### Given records
[BEGIN]

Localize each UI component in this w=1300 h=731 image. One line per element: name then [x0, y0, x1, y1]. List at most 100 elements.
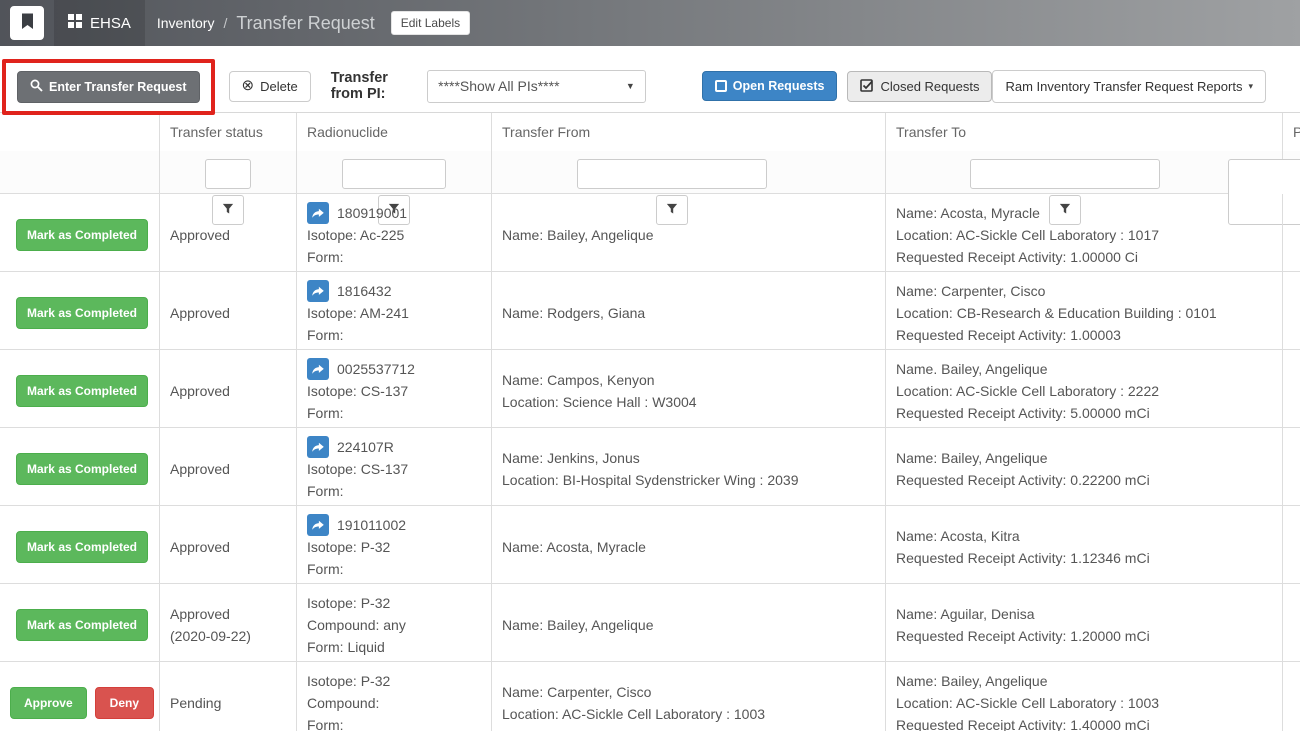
form-text: Form: — [307, 480, 481, 502]
form-text: Form: — [307, 402, 481, 424]
mark-as-completed-button[interactable]: Mark as Completed — [16, 531, 148, 563]
edit-labels-button[interactable]: Edit Labels — [391, 11, 470, 35]
transfer-link-icon[interactable] — [307, 358, 329, 380]
transfer-from-name: Name: Bailey, Angelique — [502, 224, 875, 246]
transfer-from-filter-input[interactable] — [577, 159, 767, 189]
isotope-text: Isotope: Ac-225 — [307, 224, 481, 246]
transfer-to-activity: Requested Receipt Activity: 1.00003 — [896, 324, 1272, 346]
table-row: Mark as Completed Approved 224107R Isoto… — [0, 428, 1300, 506]
transfer-to-location: Location: AC-Sickle Cell Laboratory : 22… — [896, 380, 1272, 402]
reports-dropdown-button[interactable]: Ram Inventory Transfer Request Reports ▾ — [992, 70, 1266, 103]
header-transfer-to: Transfer To — [886, 113, 1283, 151]
enter-transfer-request-button[interactable]: Enter Transfer Request — [17, 71, 200, 103]
radionuclide-id: 0025537712 — [337, 358, 415, 380]
transfer-to-name: Name: Bailey, Angelique — [896, 670, 1272, 692]
header-pi: P — [1283, 113, 1300, 151]
enter-transfer-request-label: Enter Transfer Request — [49, 80, 187, 94]
header-radionuclide: Radionuclide — [297, 113, 492, 151]
transfer-status-text: Approved — [170, 224, 286, 246]
transfer-from-location: Location: BI-Hospital Sydenstricker Wing… — [502, 469, 875, 491]
compound-text: Compound: any — [307, 614, 481, 636]
apps-grid-icon — [68, 14, 82, 32]
transfer-from-name: Name: Bailey, Angelique — [502, 614, 875, 636]
transfer-status-text: Approved — [170, 458, 286, 480]
form-text: Form: — [307, 324, 481, 346]
open-requests-button[interactable]: Open Requests — [702, 71, 838, 101]
transfer-from-name: Name: Acosta, Myracle — [502, 536, 875, 558]
transfer-to-activity: Requested Receipt Activity: 5.00000 mCi — [896, 402, 1272, 424]
transfer-to-activity: Requested Receipt Activity: 1.00000 Ci — [896, 246, 1272, 268]
form-text: Form: — [307, 246, 481, 268]
mark-as-completed-button[interactable]: Mark as Completed — [16, 453, 148, 485]
transfer-link-icon[interactable] — [307, 436, 329, 458]
brand-label: EHSA — [90, 15, 131, 32]
transfer-status-text: Pending — [170, 692, 286, 714]
transfer-to-activity: Requested Receipt Activity: 1.20000 mCi — [896, 625, 1272, 647]
transfer-from-name: Name: Rodgers, Giana — [502, 302, 875, 324]
transfer-status-text: Approved — [170, 380, 286, 402]
table-row: Approve Deny Pending Isotope: P-32 Compo… — [0, 662, 1300, 731]
table-header-row: Transfer status Radionuclide Transfer Fr… — [0, 113, 1300, 151]
radionuclide-id: 191011002 — [337, 514, 406, 536]
transfer-to-filter-input[interactable] — [970, 159, 1160, 189]
transfer-to-name: Name: Acosta, Myracle — [896, 202, 1272, 224]
table-row: Mark as Completed Approved 1816432 Isoto… — [0, 272, 1300, 350]
closed-requests-icon — [860, 79, 874, 93]
transfer-to-location: Location: AC-Sickle Cell Laboratory : 10… — [896, 224, 1272, 246]
table-row: Mark as Completed Approved 191011002 Iso… — [0, 506, 1300, 584]
transfer-to-name: Name: Acosta, Kitra — [896, 525, 1272, 547]
transfer-to-location: Location: AC-Sickle Cell Laboratory : 10… — [896, 692, 1272, 714]
radionuclide-filter-input[interactable] — [342, 159, 446, 189]
transfer-from-name: Name: Jenkins, Jonus — [502, 447, 875, 469]
transfer-link-icon[interactable] — [307, 514, 329, 536]
mark-as-completed-button[interactable]: Mark as Completed — [16, 297, 148, 329]
transfer-from-location: Location: AC-Sickle Cell Laboratory : 10… — [502, 703, 875, 725]
header-transfer-from: Transfer From — [492, 113, 886, 151]
isotope-text: Isotope: P-32 — [307, 670, 481, 692]
table-filter-row — [0, 151, 1300, 194]
mark-as-completed-button[interactable]: Mark as Completed — [16, 375, 148, 407]
transfer-request-screen: EHSA Inventory / Transfer Request Edit L… — [0, 0, 1300, 731]
open-requests-icon — [715, 80, 727, 92]
transfer-to-name: Name: Carpenter, Cisco — [896, 280, 1272, 302]
top-navbar: EHSA Inventory / Transfer Request Edit L… — [0, 0, 1300, 46]
transfer-link-icon[interactable] — [307, 280, 329, 302]
header-actions — [0, 113, 160, 151]
transfer-to-name: Name: Bailey, Angelique — [896, 447, 1272, 469]
app-brand[interactable]: EHSA — [54, 0, 145, 46]
annotation-highlight-box: Enter Transfer Request — [2, 59, 215, 115]
breadcrumb-inventory[interactable]: Inventory — [157, 15, 215, 31]
delete-button[interactable]: ⊗ Delete — [229, 71, 311, 102]
open-requests-label: Open Requests — [733, 79, 825, 93]
transfer-to-activity: Requested Receipt Activity: 0.22200 mCi — [896, 469, 1272, 491]
approve-button[interactable]: Approve — [10, 687, 87, 719]
transfer-status-text: Approved — [170, 302, 286, 324]
deny-button[interactable]: Deny — [95, 687, 154, 719]
breadcrumb-separator: / — [223, 15, 227, 31]
chevron-down-icon: ▾ — [1248, 81, 1253, 92]
radionuclide-id: 180919001 — [337, 202, 407, 224]
status-filter-input[interactable] — [205, 159, 251, 189]
closed-requests-label: Closed Requests — [880, 79, 979, 94]
breadcrumb: Inventory / Transfer Request — [157, 13, 375, 34]
transfer-from-pi-label: Transfer from PI: — [331, 70, 417, 102]
mark-as-completed-button[interactable]: Mark as Completed — [16, 609, 148, 641]
header-transfer-status: Transfer status — [160, 113, 297, 151]
table-row: Mark as Completed Approved (2020-09-22) … — [0, 584, 1300, 662]
bookmark-button[interactable] — [10, 6, 44, 40]
transfer-from-name: Name: Campos, Kenyon — [502, 369, 875, 391]
page-title: Transfer Request — [236, 13, 374, 34]
isotope-text: Isotope: CS-137 — [307, 458, 481, 480]
transfer-to-activity: Requested Receipt Activity: 1.40000 mCi — [896, 714, 1272, 731]
bookmark-icon — [20, 13, 35, 33]
delete-icon: ⊗ — [242, 80, 255, 92]
transfer-from-name: Name: Carpenter, Cisco — [502, 681, 875, 703]
transfer-to-name: Name. Bailey, Angelique — [896, 358, 1272, 380]
transfer-status-date: (2020-09-22) — [170, 625, 286, 647]
delete-label: Delete — [260, 79, 298, 94]
pi-select-dropdown[interactable]: ****Show All PIs**** ▼ — [427, 70, 646, 103]
closed-requests-button[interactable]: Closed Requests — [847, 71, 992, 102]
transfer-link-icon[interactable] — [307, 202, 329, 224]
toolbar: Enter Transfer Request ⊗ Delete Transfer… — [0, 46, 1300, 112]
mark-as-completed-button[interactable]: Mark as Completed — [16, 219, 148, 251]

[END]

### Exercise objective
Reproduce verbatim the run of entries that opens with the line containing "form-text: Form: — [307, 480, 481, 502]" and closes with the line containing "transfer-status-text: Pending —", including both of those lines.

### Exercise answer
form-text: Form: — [307, 480, 481, 502]
form-text: Form: — [307, 402, 481, 424]
mark-as-completed-button[interactable]: Mark as Completed — [16, 531, 148, 563]
edit-labels-button[interactable]: Edit Labels — [391, 11, 470, 35]
transfer-link-icon[interactable] — [307, 358, 329, 380]
transfer-from-name: Name: Bailey, Angelique — [502, 224, 875, 246]
transfer-from-filter-input[interactable] — [577, 159, 767, 189]
isotope-text: Isotope: Ac-225 — [307, 224, 481, 246]
transfer-to-activity: Requested Receipt Activity: 1.00003 — [896, 324, 1272, 346]
table-row: Mark as Completed Approved 224107R Isoto… — [0, 428, 1300, 506]
transfer-to-location: Location: AC-Sickle Cell Laboratory : 22… — [896, 380, 1272, 402]
reports-dropdown-button[interactable]: Ram Inventory Transfer Request Reports ▾ — [992, 70, 1266, 103]
header-transfer-to: Transfer To — [886, 113, 1283, 151]
enter-transfer-request-button[interactable]: Enter Transfer Request — [17, 71, 200, 103]
radionuclide-id: 0025537712 — [337, 358, 415, 380]
transfer-to-name: Name: Bailey, Angelique — [896, 670, 1272, 692]
header-pi: P — [1283, 113, 1300, 151]
enter-transfer-request-label: Enter Transfer Request — [49, 80, 187, 94]
header-radionuclide: Radionuclide — [297, 113, 492, 151]
transfer-status-text: Approved — [170, 224, 286, 246]
transfer-from-location: Location: BI-Hospital Sydenstricker Wing… — [502, 469, 875, 491]
compound-text: Compound: any — [307, 614, 481, 636]
apps-grid-icon — [68, 14, 82, 32]
transfer-from-name: Name: Bailey, Angelique — [502, 614, 875, 636]
transfer-status-text: Approved — [170, 458, 286, 480]
form-text: Form: — [307, 324, 481, 346]
open-requests-button[interactable]: Open Requests — [702, 71, 838, 101]
transfer-from-name: Name: Acosta, Myracle — [502, 536, 875, 558]
transfer-to-activity: Requested Receipt Activity: 5.00000 mCi — [896, 402, 1272, 424]
transfer-to-activity: Requested Receipt Activity: 1.00000 Ci — [896, 246, 1272, 268]
form-text: Form: — [307, 246, 481, 268]
mark-as-completed-button[interactable]: Mark as Completed — [16, 453, 148, 485]
transfer-link-icon[interactable] — [307, 436, 329, 458]
brand-label: EHSA — [90, 15, 131, 32]
transfer-status-text: Pending — [170, 692, 286, 714]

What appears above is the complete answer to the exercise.